■ **Aim of the task**: Check every line of the entries for "muitas", and copy the lines that hold it.

■ **Entries provided**:
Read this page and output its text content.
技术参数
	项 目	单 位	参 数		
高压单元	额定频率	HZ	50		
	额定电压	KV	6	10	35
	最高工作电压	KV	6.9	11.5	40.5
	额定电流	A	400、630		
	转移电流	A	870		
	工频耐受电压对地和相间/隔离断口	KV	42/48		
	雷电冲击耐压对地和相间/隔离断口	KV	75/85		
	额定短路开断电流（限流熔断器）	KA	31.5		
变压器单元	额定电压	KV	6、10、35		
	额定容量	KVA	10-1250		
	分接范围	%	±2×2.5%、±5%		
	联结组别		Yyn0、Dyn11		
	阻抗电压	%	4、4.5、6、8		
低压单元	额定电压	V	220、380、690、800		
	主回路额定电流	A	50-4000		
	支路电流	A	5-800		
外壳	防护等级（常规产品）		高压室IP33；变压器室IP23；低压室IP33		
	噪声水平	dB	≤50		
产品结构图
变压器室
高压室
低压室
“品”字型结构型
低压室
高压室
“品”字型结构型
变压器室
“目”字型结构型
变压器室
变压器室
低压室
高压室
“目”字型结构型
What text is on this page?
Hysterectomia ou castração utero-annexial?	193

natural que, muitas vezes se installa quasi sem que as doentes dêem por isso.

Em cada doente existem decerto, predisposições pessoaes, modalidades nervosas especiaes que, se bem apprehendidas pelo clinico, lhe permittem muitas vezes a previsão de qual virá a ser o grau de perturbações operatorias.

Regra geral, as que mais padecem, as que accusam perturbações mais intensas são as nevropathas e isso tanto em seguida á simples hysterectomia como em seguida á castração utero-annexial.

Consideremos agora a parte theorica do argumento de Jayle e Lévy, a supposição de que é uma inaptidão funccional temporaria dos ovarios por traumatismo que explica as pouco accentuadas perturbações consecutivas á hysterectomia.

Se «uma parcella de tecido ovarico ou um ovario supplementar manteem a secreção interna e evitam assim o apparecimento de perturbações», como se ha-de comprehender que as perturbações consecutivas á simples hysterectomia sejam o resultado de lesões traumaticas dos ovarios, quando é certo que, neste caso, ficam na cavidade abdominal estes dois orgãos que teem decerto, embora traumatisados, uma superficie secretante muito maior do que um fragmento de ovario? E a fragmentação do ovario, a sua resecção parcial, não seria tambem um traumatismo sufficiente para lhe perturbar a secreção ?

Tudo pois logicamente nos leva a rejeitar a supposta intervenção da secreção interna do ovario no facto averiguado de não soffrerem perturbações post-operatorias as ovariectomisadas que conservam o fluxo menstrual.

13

■ **Finished answer**:
natural que, muitas vezes se installa quasi sem que as doentes dêem por isso.
Em cada doente existem decerto, predisposições pessoaes, modalidades nervosas especiaes que, se bem apprehendidas pelo clinico, lhe permittem muitas vezes a previsão de qual virá a ser o grau de perturbações operatorias.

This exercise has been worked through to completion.